--- begin GIVEN RECORDS ---
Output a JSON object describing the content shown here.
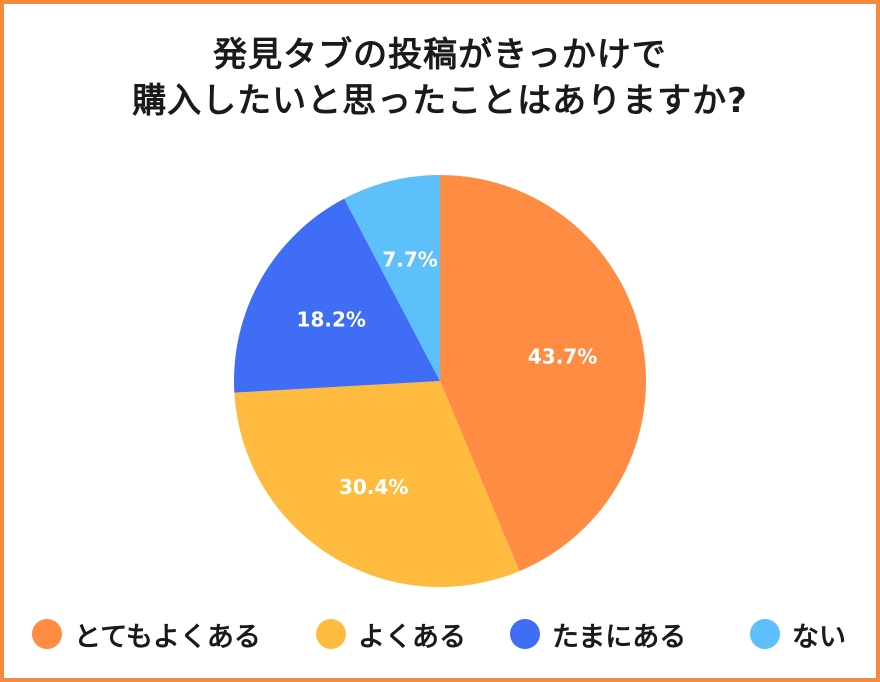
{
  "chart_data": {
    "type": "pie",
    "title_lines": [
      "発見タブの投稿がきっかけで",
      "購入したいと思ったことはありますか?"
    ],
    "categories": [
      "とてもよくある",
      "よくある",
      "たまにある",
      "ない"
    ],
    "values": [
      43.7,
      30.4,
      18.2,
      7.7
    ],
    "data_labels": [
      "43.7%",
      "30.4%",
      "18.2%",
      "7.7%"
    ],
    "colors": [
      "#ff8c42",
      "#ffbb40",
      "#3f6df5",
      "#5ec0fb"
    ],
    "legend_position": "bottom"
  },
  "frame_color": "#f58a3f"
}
--- end GIVEN RECORDS ---
-- THE PROBLEM --
Transcribe the material exactly, leaving every picture out.

-- COMPLETED EXERCISE --
Output a JSON object describing the content shown here.
{
  "chart_data": {
    "type": "pie",
    "title_lines": [
      "発見タブの投稿がきっかけで",
      "購入したいと思ったことはありますか?"
    ],
    "categories": [
      "とてもよくある",
      "よくある",
      "たまにある",
      "ない"
    ],
    "values": [
      43.7,
      30.4,
      18.2,
      7.7
    ],
    "data_labels": [
      "43.7%",
      "30.4%",
      "18.2%",
      "7.7%"
    ],
    "colors": [
      "#ff8c42",
      "#ffbb40",
      "#3f6df5",
      "#5ec0fb"
    ],
    "legend_position": "bottom"
  },
  "frame_color": "#f58a3f"
}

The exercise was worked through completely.